* **TASK TO CARRY OUT**: Write the data out again exactly, with no pictures.

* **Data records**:
....

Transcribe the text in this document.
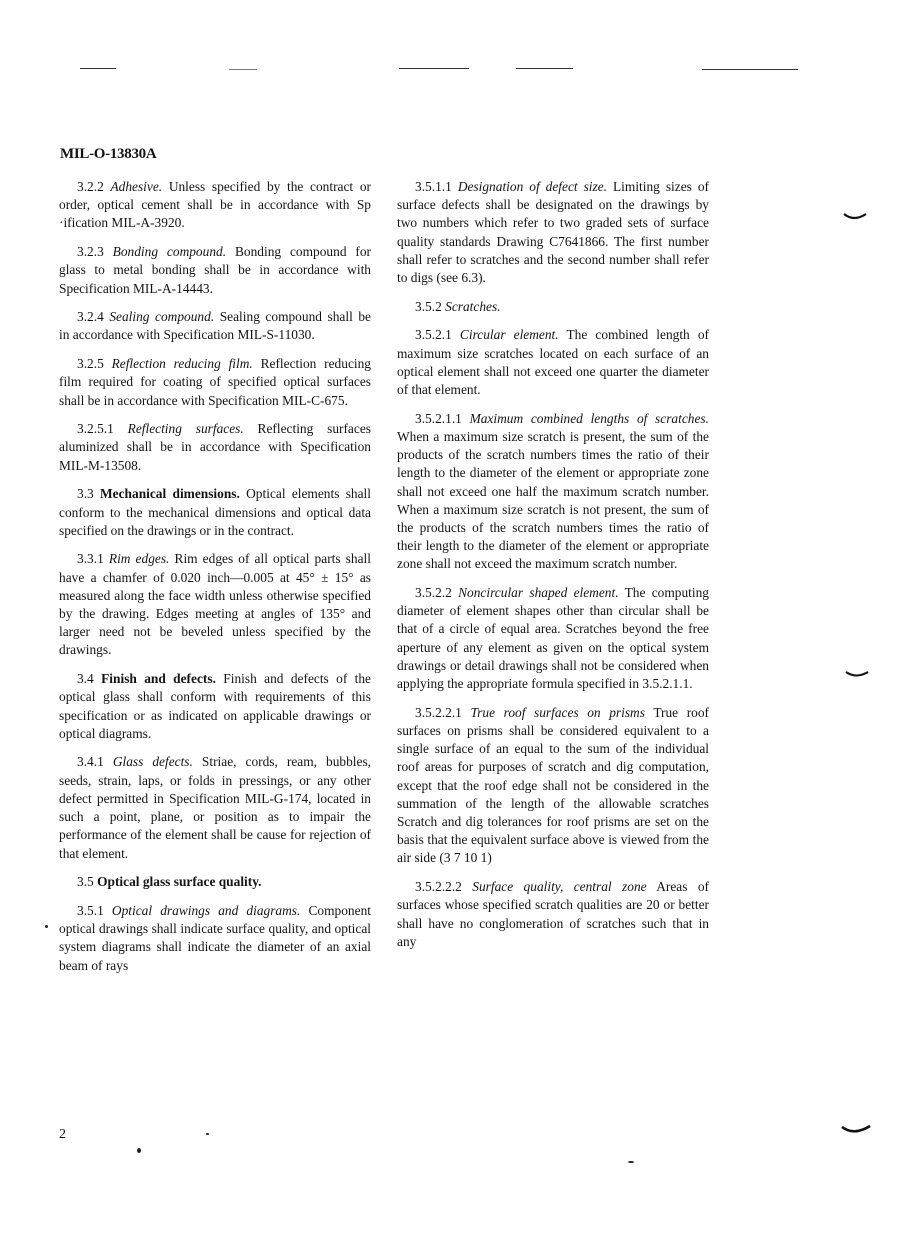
MIL-O-13830A

3.2.2 Adhesive. Unless specified by the contract or order, optical cement shall be in accordance with Sp ·ification MIL-A-3920.

3.2.3 Bonding compound. Bonding compound for glass to metal bonding shall be in accordance with Specification MIL-A-14443.

3.2.4 Sealing compound. Sealing compound shall be in accordance with Specification MIL-S-11030.

3.2.5 Reflection reducing film. Reflection reducing film required for coating of specified optical surfaces shall be in accordance with Specification MIL-C-675.

3.2.5.1 Reflecting surfaces. Reflecting surfaces aluminized shall be in accordance with Specification MIL-M-13508.

3.3 Mechanical dimensions. Optical elements shall conform to the mechanical dimensions and optical data specified on the drawings or in the contract.

3.3.1 Rim edges. Rim edges of all optical parts shall have a chamfer of 0.020 inch—0.005 at 45° ± 15° as measured along the face width unless otherwise specified by the drawing. Edges meeting at angles of 135° and larger need not be beveled unless specified by the drawings.

3.4 Finish and defects. Finish and defects of the optical glass shall conform with requirements of this specification or as indicated on applicable drawings or optical diagrams.

3.4.1 Glass defects. Striae, cords, ream, bubbles, seeds, strain, laps, or folds in pressings, or any other defect permitted in Specification MIL-G-174, located in such a point, plane, or position as to impair the performance of the element shall be cause for rejection of that element.

3.5 Optical glass surface quality.

3.5.1 Optical drawings and diagrams. Component optical drawings shall indicate surface quality, and optical system diagrams shall indicate the diameter of an axial beam of rays

3.5.1.1 Designation of defect size. Limiting sizes of surface defects shall be designated on the drawings by two numbers which refer to two graded sets of surface quality standards Drawing C7641866. The first number shall refer to scratches and the second number shall refer to digs (see 6.3).

3.5.2 Scratches.

3.5.2.1 Circular element. The combined length of maximum size scratches located on each surface of an optical element shall not exceed one quarter the diameter of that element.

3.5.2.1.1 Maximum combined lengths of scratches. When a maximum size scratch is present, the sum of the products of the scratch numbers times the ratio of their length to the diameter of the element or appropriate zone shall not exceed one half the maximum scratch number. When a maximum size scratch is not present, the sum of the products of the scratch numbers times the ratio of their length to the diameter of the element or appropriate zone shall not exceed the maximum scratch number.

3.5.2.2 Noncircular shaped element. The computing diameter of element shapes other than circular shall be that of a circle of equal area. Scratches beyond the free aperture of any element as given on the optical system drawings or detail drawings shall not be considered when applying the appropriate formula specified in 3.5.2.1.1.

3.5.2.2.1 True roof surfaces on prisms True roof surfaces on prisms shall be considered equivalent to a single surface of an equal to the sum of the individual roof areas for purposes of scratch and dig computation, except that the roof edge shall not be considered in the summation of the length of the allowable scratches Scratch and dig tolerances for roof prisms are set on the basis that the equivalent surface above is viewed from the air side (3 7 10 1)

3.5.2.2.2 Surface quality, central zone Areas of surfaces whose specified scratch qualities are 20 or better shall have no conglomeration of scratches such that in any

2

....

* **WRITTEN RESPONSE**:
Transcribe the text in this document.
MIL-O-13830A

3.2.2 Adhesive. Unless specified by the contract or order, optical cement shall be in accordance with Sp ·ification MIL-A-3920.

3.2.3 Bonding compound. Bonding compound for glass to metal bonding shall be in accordance with Specification MIL-A-14443.

3.2.4 Sealing compound. Sealing compound shall be in accordance with Specification MIL-S-11030.

3.2.5 Reflection reducing film. Reflection reducing film required for coating of specified optical surfaces shall be in accordance with Specification MIL-C-675.

3.2.5.1 Reflecting surfaces. Reflecting surfaces aluminized shall be in accordance with Specification MIL-M-13508.

3.3 Mechanical dimensions. Optical elements shall conform to the mechanical dimensions and optical data specified on the drawings or in the contract.

3.3.1 Rim edges. Rim edges of all optical parts shall have a chamfer of 0.020 inch—0.005 at 45° ± 15° as measured along the face width unless otherwise specified by the drawing. Edges meeting at angles of 135° and larger need not be beveled unless specified by the drawings.

3.4 Finish and defects. Finish and defects of the optical glass shall conform with requirements of this specification or as indicated on applicable drawings or optical diagrams.

3.4.1 Glass defects. Striae, cords, ream, bubbles, seeds, strain, laps, or folds in pressings, or any other defect permitted in Specification MIL-G-174, located in such a point, plane, or position as to impair the performance of the element shall be cause for rejection of that element.

3.5 Optical glass surface quality.

3.5.1 Optical drawings and diagrams. Component optical drawings shall indicate surface quality, and optical system diagrams shall indicate the diameter of an axial beam of rays

3.5.1.1 Designation of defect size. Limiting sizes of surface defects shall be designated on the drawings by two numbers which refer to two graded sets of surface quality standards Drawing C7641866. The first number shall refer to scratches and the second number shall refer to digs (see 6.3).

3.5.2 Scratches.

3.5.2.1 Circular element. The combined length of maximum size scratches located on each surface of an optical element shall not exceed one quarter the diameter of that element.

3.5.2.1.1 Maximum combined lengths of scratches. When a maximum size scratch is present, the sum of the products of the scratch numbers times the ratio of their length to the diameter of the element or appropriate zone shall not exceed one half the maximum scratch number. When a maximum size scratch is not present, the sum of the products of the scratch numbers times the ratio of their length to the diameter of the element or appropriate zone shall not exceed the maximum scratch number.

3.5.2.2 Noncircular shaped element. The computing diameter of element shapes other than circular shall be that of a circle of equal area. Scratches beyond the free aperture of any element as given on the optical system drawings or detail drawings shall not be considered when applying the appropriate formula specified in 3.5.2.1.1.

3.5.2.2.1 True roof surfaces on prisms True roof surfaces on prisms shall be considered equivalent to a single surface of an equal to the sum of the individual roof areas for purposes of scratch and dig computation, except that the roof edge shall not be considered in the summation of the length of the allowable scratches Scratch and dig tolerances for roof prisms are set on the basis that the equivalent surface above is viewed from the air side (3 7 10 1)

3.5.2.2.2 Surface quality, central zone Areas of surfaces whose specified scratch qualities are 20 or better shall have no conglomeration of scratches such that in any

2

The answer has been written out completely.